== TASK TO COMPLETE ==
Below are some records; repeat them all exactly, minus the pictures.

(Data records)
══════

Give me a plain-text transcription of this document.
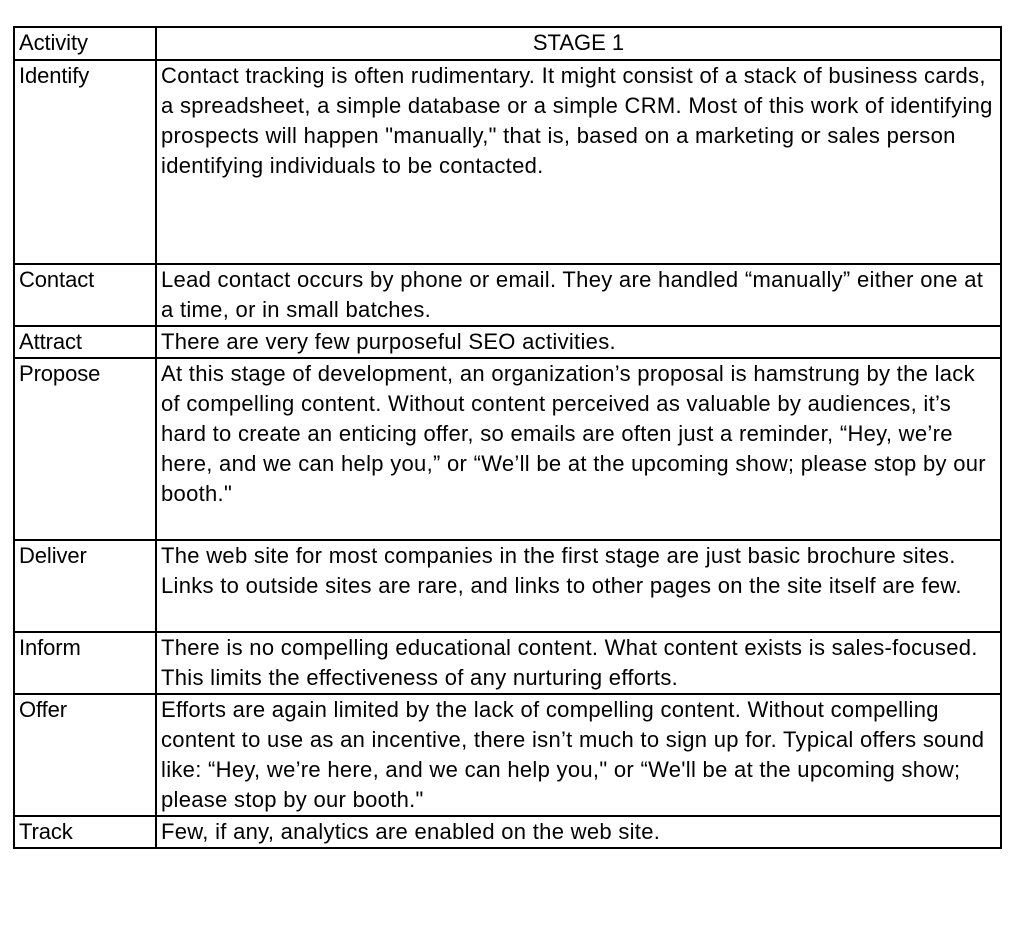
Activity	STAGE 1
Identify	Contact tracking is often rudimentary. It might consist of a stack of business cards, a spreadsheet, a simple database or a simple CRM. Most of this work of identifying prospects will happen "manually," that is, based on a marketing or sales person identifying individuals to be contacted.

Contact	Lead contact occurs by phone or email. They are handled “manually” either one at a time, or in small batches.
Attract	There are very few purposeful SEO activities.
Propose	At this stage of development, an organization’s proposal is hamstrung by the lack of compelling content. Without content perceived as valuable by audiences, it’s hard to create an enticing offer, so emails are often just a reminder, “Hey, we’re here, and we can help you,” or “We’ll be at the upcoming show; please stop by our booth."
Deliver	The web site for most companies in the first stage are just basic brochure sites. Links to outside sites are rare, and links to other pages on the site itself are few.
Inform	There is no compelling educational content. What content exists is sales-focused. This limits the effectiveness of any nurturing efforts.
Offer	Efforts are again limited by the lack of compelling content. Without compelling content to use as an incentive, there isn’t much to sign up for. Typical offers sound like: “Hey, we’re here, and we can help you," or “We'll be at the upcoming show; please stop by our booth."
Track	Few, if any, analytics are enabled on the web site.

══════

== ANSWER TO THE PROBLEM ==
Give me a plain-text transcription of this document.
Activity	STAGE 1
Identify	Contact tracking is often rudimentary. It might consist of a stack of business cards, a spreadsheet, a simple database or a simple CRM. Most of this work of identifying prospects will happen "manually," that is, based on a marketing or sales person identifying individuals to be contacted.

Contact	Lead contact occurs by phone or email. They are handled “manually” either one at a time, or in small batches.
Attract	There are very few purposeful SEO activities.
Propose	At this stage of development, an organization’s proposal is hamstrung by the lack of compelling content. Without content perceived as valuable by audiences, it’s hard to create an enticing offer, so emails are often just a reminder, “Hey, we’re here, and we can help you,” or “We’ll be at the upcoming show; please stop by our booth."
Deliver	The web site for most companies in the first stage are just basic brochure sites. Links to outside sites are rare, and links to other pages on the site itself are few.
Inform	There is no compelling educational content. What content exists is sales-focused. This limits the effectiveness of any nurturing efforts.
Offer	Efforts are again limited by the lack of compelling content. Without compelling content to use as an incentive, there isn’t much to sign up for. Typical offers sound like: “Hey, we’re here, and we can help you," or “We'll be at the upcoming show; please stop by our booth."
Track	Few, if any, analytics are enabled on the web site.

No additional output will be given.